>> Begin Given text

Bolero is a perfect example of John Derek trying to be an Ed Wood wannabe in regards to making any type of film regardless of how erotic he wants to be. All John Derek did while directing Bolero is showing off his beautiful wife (Bo Derek). The plot and writing is just lazy, pathetic, idiotic, and pointless. Exactly one hour into this movie, Ayre (Bo Derek) got what she wanted yet we have to watch this trash for another forty minutes? Poor casting may I add. I mean come on. Bo Derek and Ana Obregón playing college students? There are a lot of nonsensical moments throughout the film like for example, Ayre jumped out of a plane (without a parachute) and survived...really? Idiotic writing at best. The acting was garbage as well. Bo Derek and Andrea Occhipinti were terrible. John Derek's directing is also awful. Especially since he thinks it's a good idea to have people do inappropriate scenes when they're not supposed to perform such scenes. That's just insane and idiotic. At the end of the day, Bolero is just awful. The directing is awful, the writing is awful, and the acting is awful. The entire movie is awful. Bolero should not even be considered a "so bad it's good" kind of movie.

>> End Given text
>> Begin Rows

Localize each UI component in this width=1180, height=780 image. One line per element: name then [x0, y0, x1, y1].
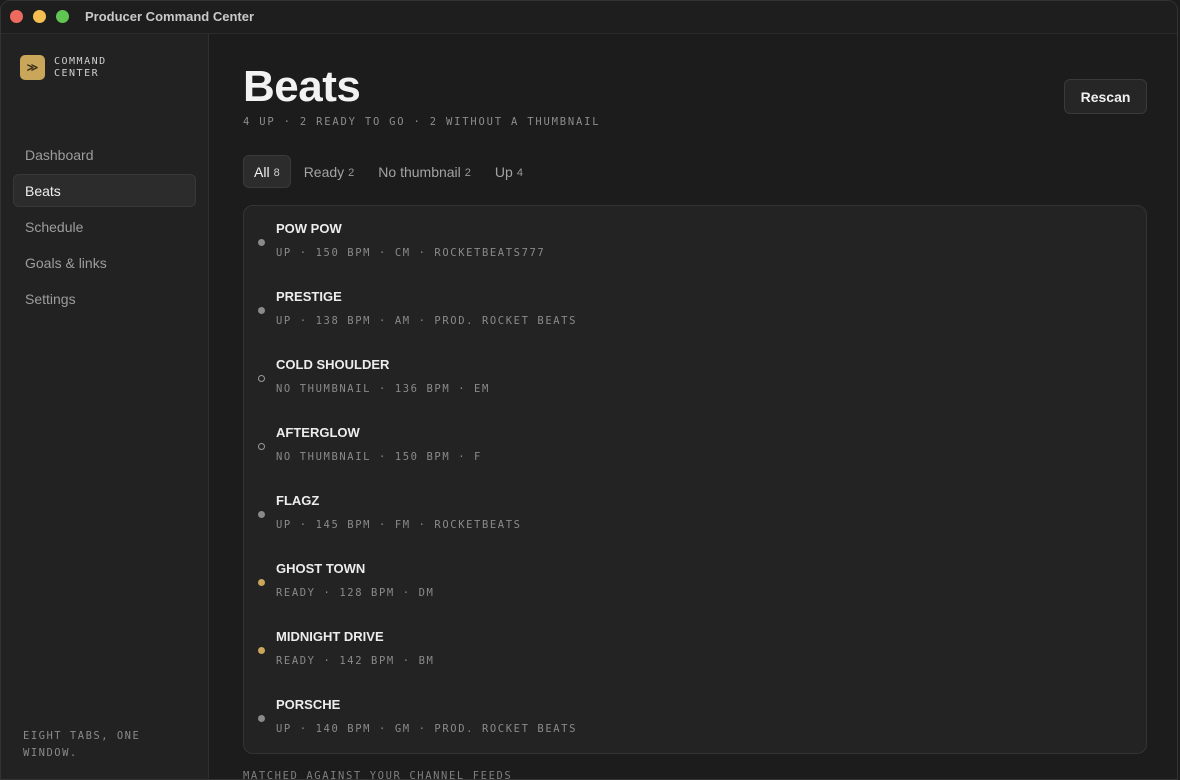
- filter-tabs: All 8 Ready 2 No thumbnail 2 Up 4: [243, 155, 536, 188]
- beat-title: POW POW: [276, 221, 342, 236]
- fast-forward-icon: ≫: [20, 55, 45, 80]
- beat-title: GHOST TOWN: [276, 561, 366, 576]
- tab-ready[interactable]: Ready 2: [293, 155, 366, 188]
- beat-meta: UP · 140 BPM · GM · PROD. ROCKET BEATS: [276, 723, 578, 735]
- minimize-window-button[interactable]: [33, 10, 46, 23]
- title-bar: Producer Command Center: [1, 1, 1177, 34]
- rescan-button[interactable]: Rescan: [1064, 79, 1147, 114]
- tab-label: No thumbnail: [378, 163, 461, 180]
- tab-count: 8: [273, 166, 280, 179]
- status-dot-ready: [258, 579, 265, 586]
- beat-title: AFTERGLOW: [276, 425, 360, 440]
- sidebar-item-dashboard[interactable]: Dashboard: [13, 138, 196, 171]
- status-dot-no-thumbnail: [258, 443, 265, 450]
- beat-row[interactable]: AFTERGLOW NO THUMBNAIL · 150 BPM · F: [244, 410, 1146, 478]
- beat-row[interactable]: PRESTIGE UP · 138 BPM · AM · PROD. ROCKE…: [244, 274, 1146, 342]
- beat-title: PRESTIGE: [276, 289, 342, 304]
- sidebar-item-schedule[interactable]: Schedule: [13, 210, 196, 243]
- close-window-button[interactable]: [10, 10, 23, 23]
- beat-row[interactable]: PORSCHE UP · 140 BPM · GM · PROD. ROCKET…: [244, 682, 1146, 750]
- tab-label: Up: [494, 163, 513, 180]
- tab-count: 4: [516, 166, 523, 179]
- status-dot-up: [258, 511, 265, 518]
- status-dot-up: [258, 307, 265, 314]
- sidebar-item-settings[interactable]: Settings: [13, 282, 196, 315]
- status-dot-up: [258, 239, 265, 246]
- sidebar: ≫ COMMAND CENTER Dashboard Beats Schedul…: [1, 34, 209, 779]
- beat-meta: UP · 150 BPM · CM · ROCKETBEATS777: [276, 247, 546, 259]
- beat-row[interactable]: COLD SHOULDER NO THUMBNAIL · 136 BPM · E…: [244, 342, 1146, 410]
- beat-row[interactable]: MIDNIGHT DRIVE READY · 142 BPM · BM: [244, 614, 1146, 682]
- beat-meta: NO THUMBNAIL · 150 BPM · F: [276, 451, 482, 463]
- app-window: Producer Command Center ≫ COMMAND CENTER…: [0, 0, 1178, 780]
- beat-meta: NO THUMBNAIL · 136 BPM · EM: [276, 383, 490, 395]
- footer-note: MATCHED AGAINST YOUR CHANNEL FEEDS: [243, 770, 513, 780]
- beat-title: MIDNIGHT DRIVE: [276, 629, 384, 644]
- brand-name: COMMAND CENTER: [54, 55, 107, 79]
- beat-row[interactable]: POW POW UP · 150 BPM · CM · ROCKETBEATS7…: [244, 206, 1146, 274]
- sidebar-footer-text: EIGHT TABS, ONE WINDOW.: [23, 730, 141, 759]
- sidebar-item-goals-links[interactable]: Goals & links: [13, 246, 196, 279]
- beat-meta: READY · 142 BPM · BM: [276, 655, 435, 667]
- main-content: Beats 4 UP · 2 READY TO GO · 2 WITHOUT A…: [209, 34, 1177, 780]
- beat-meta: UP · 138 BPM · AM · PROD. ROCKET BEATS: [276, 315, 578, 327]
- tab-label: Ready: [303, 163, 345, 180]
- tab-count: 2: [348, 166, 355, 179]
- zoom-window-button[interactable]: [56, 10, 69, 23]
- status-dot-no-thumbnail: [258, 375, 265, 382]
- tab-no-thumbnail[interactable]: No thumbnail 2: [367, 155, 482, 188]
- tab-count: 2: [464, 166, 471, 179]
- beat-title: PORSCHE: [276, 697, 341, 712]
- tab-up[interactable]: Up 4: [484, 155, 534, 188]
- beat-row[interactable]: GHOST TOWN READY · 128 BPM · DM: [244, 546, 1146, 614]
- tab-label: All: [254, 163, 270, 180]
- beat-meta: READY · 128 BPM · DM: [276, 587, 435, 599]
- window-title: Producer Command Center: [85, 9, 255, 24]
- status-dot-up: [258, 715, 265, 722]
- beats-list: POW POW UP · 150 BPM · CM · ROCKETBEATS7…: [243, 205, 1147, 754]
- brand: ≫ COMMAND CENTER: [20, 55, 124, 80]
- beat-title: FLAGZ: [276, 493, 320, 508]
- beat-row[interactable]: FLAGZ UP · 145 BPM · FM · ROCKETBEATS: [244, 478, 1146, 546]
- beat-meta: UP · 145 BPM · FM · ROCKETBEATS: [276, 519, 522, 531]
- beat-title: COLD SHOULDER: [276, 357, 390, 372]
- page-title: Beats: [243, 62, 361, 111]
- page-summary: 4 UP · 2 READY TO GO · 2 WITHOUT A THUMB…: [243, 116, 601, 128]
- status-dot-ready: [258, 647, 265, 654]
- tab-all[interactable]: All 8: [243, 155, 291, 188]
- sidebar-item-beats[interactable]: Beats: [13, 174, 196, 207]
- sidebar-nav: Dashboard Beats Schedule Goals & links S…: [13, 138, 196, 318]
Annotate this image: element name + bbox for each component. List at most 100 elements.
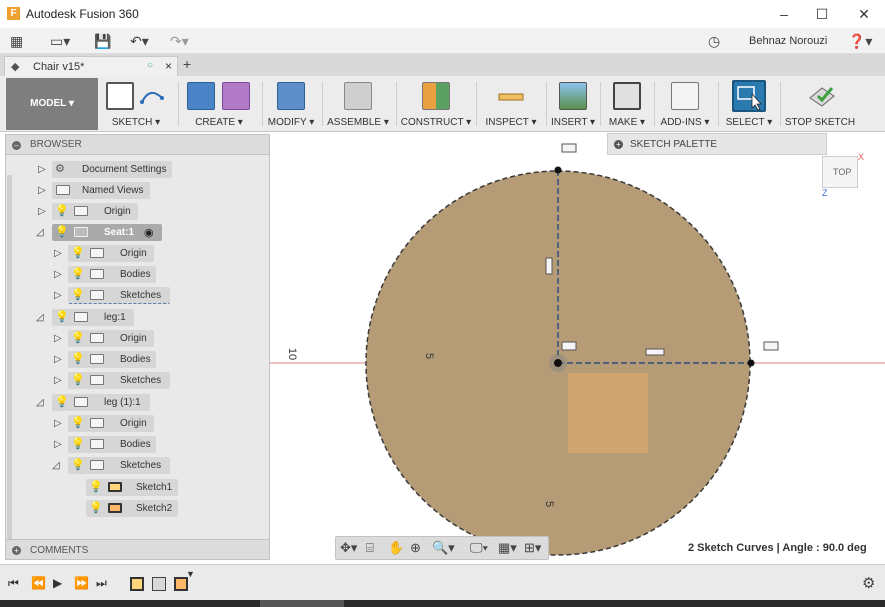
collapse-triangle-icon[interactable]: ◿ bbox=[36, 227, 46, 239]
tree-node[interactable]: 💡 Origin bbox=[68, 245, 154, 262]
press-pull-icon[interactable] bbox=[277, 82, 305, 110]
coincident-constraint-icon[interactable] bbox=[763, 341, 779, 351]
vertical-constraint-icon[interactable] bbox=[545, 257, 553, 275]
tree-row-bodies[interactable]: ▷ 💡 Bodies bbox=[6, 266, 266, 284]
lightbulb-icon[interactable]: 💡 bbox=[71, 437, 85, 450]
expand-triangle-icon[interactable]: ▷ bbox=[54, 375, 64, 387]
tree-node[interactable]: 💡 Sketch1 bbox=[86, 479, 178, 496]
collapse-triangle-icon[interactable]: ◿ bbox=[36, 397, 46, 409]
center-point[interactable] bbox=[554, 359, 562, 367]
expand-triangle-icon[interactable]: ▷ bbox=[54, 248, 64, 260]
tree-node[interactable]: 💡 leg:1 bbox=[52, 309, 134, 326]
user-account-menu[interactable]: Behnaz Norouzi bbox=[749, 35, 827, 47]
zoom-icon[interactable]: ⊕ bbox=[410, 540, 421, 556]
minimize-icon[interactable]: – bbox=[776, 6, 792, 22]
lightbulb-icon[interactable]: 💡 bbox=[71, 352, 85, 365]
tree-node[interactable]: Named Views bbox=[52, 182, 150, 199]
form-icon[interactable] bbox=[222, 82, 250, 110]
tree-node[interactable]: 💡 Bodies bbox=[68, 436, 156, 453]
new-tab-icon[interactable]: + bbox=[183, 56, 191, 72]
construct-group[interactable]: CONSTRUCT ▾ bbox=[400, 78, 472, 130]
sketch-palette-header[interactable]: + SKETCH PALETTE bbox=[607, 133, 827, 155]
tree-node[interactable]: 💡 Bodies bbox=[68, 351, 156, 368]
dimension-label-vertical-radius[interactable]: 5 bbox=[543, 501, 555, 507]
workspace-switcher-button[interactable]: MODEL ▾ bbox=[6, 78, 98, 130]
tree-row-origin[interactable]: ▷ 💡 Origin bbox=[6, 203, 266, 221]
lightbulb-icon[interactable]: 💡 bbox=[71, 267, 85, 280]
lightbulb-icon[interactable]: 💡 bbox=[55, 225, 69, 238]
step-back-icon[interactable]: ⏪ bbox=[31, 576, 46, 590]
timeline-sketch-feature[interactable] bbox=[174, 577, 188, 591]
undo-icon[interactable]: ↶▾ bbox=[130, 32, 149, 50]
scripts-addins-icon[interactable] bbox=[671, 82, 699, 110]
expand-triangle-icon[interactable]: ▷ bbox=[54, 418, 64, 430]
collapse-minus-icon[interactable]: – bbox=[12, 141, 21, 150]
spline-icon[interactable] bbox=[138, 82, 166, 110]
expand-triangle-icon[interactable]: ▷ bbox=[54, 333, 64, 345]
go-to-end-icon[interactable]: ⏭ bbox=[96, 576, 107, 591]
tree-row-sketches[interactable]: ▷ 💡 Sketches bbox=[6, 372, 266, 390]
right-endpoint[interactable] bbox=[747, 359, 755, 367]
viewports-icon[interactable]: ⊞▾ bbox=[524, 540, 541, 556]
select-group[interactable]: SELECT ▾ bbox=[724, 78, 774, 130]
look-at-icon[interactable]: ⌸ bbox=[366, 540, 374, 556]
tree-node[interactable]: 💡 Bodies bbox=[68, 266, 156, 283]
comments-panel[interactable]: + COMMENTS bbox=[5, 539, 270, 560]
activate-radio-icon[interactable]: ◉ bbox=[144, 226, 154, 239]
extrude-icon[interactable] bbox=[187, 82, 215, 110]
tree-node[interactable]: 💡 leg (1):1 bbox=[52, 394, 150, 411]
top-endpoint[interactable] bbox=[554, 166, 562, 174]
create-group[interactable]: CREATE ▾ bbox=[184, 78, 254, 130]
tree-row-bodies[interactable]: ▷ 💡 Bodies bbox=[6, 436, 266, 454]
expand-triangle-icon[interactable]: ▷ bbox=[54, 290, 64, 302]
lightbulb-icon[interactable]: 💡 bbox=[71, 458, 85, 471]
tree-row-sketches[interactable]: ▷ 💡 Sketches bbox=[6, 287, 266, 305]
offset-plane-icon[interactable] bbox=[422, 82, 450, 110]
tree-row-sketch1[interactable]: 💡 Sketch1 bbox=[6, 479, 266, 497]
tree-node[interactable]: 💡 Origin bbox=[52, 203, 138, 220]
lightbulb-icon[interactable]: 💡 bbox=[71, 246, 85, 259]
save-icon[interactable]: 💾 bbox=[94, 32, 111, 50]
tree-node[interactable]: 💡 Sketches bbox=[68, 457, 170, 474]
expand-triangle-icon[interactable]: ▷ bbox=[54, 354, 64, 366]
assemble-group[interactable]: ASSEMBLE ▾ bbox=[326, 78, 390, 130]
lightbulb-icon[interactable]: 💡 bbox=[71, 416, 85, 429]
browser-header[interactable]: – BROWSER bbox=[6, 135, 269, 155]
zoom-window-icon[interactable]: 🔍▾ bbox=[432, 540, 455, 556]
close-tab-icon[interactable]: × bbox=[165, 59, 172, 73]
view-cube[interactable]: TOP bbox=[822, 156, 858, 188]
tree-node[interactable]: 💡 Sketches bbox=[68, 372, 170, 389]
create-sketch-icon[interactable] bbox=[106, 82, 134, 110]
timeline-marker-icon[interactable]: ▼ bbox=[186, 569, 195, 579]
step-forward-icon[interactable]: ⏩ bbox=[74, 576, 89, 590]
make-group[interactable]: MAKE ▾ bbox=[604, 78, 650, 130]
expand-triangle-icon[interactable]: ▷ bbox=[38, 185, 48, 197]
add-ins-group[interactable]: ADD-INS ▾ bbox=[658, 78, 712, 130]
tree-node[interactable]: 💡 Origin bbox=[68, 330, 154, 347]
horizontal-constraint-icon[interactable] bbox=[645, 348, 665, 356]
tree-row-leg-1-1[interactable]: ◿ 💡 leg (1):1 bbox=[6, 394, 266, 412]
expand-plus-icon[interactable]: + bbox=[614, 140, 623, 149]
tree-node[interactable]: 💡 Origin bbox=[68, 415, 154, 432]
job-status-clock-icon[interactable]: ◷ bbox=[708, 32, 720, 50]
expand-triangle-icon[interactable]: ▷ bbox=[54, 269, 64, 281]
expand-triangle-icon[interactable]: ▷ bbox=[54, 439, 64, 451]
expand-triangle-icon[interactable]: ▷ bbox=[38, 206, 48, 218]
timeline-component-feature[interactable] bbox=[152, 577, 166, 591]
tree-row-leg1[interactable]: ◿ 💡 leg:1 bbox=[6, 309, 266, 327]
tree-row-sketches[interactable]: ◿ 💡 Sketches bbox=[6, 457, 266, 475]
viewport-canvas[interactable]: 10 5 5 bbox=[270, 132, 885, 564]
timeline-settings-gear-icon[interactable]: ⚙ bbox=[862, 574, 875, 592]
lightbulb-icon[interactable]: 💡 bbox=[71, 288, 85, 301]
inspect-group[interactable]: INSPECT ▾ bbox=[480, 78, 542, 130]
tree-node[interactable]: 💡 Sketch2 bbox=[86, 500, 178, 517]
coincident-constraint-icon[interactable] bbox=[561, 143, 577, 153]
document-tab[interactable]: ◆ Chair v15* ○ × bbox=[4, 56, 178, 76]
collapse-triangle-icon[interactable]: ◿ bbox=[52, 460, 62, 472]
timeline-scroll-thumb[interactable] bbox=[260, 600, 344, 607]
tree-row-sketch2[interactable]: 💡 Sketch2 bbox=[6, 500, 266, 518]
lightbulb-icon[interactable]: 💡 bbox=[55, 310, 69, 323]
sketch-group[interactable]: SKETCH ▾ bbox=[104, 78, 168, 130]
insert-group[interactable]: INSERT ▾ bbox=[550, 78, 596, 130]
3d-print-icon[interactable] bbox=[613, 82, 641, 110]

>> End Rows

* Given instruction:
List every real person named in the Bolero review, leaving out the film's character Ayre.

* Exercise response:
John Derek, Ed Wood, Bo Derek, Ana Obregón, Andrea Occhipinti